[Saved data entries]
(begin)

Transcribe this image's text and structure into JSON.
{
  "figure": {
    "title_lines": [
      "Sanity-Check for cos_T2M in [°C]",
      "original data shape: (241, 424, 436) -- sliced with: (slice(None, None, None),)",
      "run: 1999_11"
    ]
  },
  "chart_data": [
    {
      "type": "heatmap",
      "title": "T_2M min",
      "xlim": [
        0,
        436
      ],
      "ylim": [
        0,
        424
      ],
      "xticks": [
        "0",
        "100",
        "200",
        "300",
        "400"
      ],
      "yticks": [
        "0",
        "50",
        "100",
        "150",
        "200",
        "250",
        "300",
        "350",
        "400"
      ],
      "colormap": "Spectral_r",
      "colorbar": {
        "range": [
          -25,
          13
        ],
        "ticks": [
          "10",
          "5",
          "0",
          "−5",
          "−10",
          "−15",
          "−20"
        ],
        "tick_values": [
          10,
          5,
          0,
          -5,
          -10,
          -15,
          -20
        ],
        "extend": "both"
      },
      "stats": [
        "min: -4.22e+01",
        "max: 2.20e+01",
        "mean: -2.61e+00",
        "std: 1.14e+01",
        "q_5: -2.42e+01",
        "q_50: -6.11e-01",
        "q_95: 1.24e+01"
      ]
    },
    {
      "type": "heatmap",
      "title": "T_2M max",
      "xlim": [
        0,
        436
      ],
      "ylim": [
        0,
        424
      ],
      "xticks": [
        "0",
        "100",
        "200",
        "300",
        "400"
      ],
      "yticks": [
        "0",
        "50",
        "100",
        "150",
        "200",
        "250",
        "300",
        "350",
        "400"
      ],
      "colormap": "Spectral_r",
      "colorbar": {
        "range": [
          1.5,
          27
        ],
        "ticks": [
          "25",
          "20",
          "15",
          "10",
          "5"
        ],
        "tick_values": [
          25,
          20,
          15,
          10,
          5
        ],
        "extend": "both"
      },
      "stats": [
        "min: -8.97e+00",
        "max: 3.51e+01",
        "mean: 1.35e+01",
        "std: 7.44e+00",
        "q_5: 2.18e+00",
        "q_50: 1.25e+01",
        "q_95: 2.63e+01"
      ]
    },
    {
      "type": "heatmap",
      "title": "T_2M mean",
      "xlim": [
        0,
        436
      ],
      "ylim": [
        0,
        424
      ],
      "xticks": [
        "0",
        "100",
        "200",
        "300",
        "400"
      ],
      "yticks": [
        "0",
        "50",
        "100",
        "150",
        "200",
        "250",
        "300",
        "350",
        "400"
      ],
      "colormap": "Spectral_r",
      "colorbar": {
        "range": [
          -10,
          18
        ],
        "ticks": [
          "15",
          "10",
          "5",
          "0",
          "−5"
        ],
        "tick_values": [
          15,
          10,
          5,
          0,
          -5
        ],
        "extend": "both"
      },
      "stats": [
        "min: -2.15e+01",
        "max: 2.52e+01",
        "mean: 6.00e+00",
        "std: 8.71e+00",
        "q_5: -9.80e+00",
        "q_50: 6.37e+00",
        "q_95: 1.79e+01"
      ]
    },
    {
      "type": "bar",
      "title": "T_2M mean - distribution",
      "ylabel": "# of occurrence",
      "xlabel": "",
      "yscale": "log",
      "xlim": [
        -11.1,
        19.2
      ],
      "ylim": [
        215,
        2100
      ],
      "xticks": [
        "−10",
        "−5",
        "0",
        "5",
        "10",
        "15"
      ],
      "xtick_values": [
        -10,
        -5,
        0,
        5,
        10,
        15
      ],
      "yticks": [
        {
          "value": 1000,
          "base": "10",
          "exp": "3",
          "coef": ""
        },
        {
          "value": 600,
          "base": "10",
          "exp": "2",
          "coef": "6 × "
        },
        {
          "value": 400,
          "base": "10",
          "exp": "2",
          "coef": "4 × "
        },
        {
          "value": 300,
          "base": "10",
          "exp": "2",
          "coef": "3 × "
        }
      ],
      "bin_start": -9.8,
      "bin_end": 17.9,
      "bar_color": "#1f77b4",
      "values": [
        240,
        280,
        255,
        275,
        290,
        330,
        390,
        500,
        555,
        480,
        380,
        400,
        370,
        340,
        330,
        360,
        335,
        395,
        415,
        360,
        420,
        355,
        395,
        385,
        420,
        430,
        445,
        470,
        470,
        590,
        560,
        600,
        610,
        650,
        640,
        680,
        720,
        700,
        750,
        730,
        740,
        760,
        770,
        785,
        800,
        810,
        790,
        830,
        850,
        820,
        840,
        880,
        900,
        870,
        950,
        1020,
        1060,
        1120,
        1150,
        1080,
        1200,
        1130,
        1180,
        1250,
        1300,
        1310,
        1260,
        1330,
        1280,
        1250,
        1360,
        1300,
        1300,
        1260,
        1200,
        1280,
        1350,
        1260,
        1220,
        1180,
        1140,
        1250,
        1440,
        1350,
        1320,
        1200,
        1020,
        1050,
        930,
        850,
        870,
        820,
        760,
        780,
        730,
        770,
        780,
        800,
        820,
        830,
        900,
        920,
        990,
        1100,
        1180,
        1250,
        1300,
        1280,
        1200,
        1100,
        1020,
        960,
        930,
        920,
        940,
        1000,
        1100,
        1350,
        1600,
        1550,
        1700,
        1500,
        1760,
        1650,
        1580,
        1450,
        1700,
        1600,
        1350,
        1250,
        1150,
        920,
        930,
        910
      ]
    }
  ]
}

(end)

Brief:
What do the records say? Quote them all exactly.

Answer:
Transcribe this image's text and structure into JSON.
{
  "figure": {
    "title_lines": [
      "Sanity-Check for cos_T2M in [°C]",
      "original data shape: (241, 424, 436) -- sliced with: (slice(None, None, None),)",
      "run: 1999_11"
    ]
  },
  "chart_data": [
    {
      "type": "heatmap",
      "title": "T_2M min",
      "xlim": [
        0,
        436
      ],
      "ylim": [
        0,
        424
      ],
      "xticks": [
        "0",
        "100",
        "200",
        "300",
        "400"
      ],
      "yticks": [
        "0",
        "50",
        "100",
        "150",
        "200",
        "250",
        "300",
        "350",
        "400"
      ],
      "colormap": "Spectral_r",
      "colorbar": {
        "range": [
          -25,
          13
        ],
        "ticks": [
          "10",
          "5",
          "0",
          "−5",
          "−10",
          "−15",
          "−20"
        ],
        "tick_values": [
          10,
          5,
          0,
          -5,
          -10,
          -15,
          -20
        ],
        "extend": "both"
      },
      "stats": [
        "min: -4.22e+01",
        "max: 2.20e+01",
        "mean: -2.61e+00",
        "std: 1.14e+01",
        "q_5: -2.42e+01",
        "q_50: -6.11e-01",
        "q_95: 1.24e+01"
      ]
    },
    {
      "type": "heatmap",
      "title": "T_2M max",
      "xlim": [
        0,
        436
      ],
      "ylim": [
        0,
        424
      ],
      "xticks": [
        "0",
        "100",
        "200",
        "300",
        "400"
      ],
      "yticks": [
        "0",
        "50",
        "100",
        "150",
        "200",
        "250",
        "300",
        "350",
        "400"
      ],
      "colormap": "Spectral_r",
      "colorbar": {
        "range": [
          1.5,
          27
        ],
        "ticks": [
          "25",
          "20",
          "15",
          "10",
          "5"
        ],
        "tick_values": [
          25,
          20,
          15,
          10,
          5
        ],
        "extend": "both"
      },
      "stats": [
        "min: -8.97e+00",
        "max: 3.51e+01",
        "mean: 1.35e+01",
        "std: 7.44e+00",
        "q_5: 2.18e+00",
        "q_50: 1.25e+01",
        "q_95: 2.63e+01"
      ]
    },
    {
      "type": "heatmap",
      "title": "T_2M mean",
      "xlim": [
        0,
        436
      ],
      "ylim": [
        0,
        424
      ],
      "xticks": [
        "0",
        "100",
        "200",
        "300",
        "400"
      ],
      "yticks": [
        "0",
        "50",
        "100",
        "150",
        "200",
        "250",
        "300",
        "350",
        "400"
      ],
      "colormap": "Spectral_r",
      "colorbar": {
        "range": [
          -10,
          18
        ],
        "ticks": [
          "15",
          "10",
          "5",
          "0",
          "−5"
        ],
        "tick_values": [
          15,
          10,
          5,
          0,
          -5
        ],
        "extend": "both"
      },
      "stats": [
        "min: -2.15e+01",
        "max: 2.52e+01",
        "mean: 6.00e+00",
        "std: 8.71e+00",
        "q_5: -9.80e+00",
        "q_50: 6.37e+00",
        "q_95: 1.79e+01"
      ]
    },
    {
      "type": "bar",
      "title": "T_2M mean - distribution",
      "ylabel": "# of occurrence",
      "xlabel": "",
      "yscale": "log",
      "xlim": [
        -11.1,
        19.2
      ],
      "ylim": [
        215,
        2100
      ],
      "xticks": [
        "−10",
        "−5",
        "0",
        "5",
        "10",
        "15"
      ],
      "xtick_values": [
        -10,
        -5,
        0,
        5,
        10,
        15
      ],
      "yticks": [
        {
          "value": 1000,
          "base": "10",
          "exp": "3",
          "coef": ""
        },
        {
          "value": 600,
          "base": "10",
          "exp": "2",
          "coef": "6 × "
        },
        {
          "value": 400,
          "base": "10",
          "exp": "2",
          "coef": "4 × "
        },
        {
          "value": 300,
          "base": "10",
          "exp": "2",
          "coef": "3 × "
        }
      ],
      "bin_start": -9.8,
      "bin_end": 17.9,
      "bar_color": "#1f77b4",
      "values": [
        240,
        280,
        255,
        275,
        290,
        330,
        390,
        500,
        555,
        480,
        380,
        400,
        370,
        340,
        330,
        360,
        335,
        395,
        415,
        360,
        420,
        355,
        395,
        385,
        420,
        430,
        445,
        470,
        470,
        590,
        560,
        600,
        610,
        650,
        640,
        680,
        720,
        700,
        750,
        730,
        740,
        760,
        770,
        785,
        800,
        810,
        790,
        830,
        850,
        820,
        840,
        880,
        900,
        870,
        950,
        1020,
        1060,
        1120,
        1150,
        1080,
        1200,
        1130,
        1180,
        1250,
        1300,
        1310,
        1260,
        1330,
        1280,
        1250,
        1360,
        1300,
        1300,
        1260,
        1200,
        1280,
        1350,
        1260,
        1220,
        1180,
        1140,
        1250,
        1440,
        1350,
        1320,
        1200,
        1020,
        1050,
        930,
        850,
        870,
        820,
        760,
        780,
        730,
        770,
        780,
        800,
        820,
        830,
        900,
        920,
        990,
        1100,
        1180,
        1250,
        1300,
        1280,
        1200,
        1100,
        1020,
        960,
        930,
        920,
        940,
        1000,
        1100,
        1350,
        1600,
        1550,
        1700,
        1500,
        1760,
        1650,
        1580,
        1450,
        1700,
        1600,
        1350,
        1250,
        1150,
        920,
        930,
        910
      ]
    }
  ]
}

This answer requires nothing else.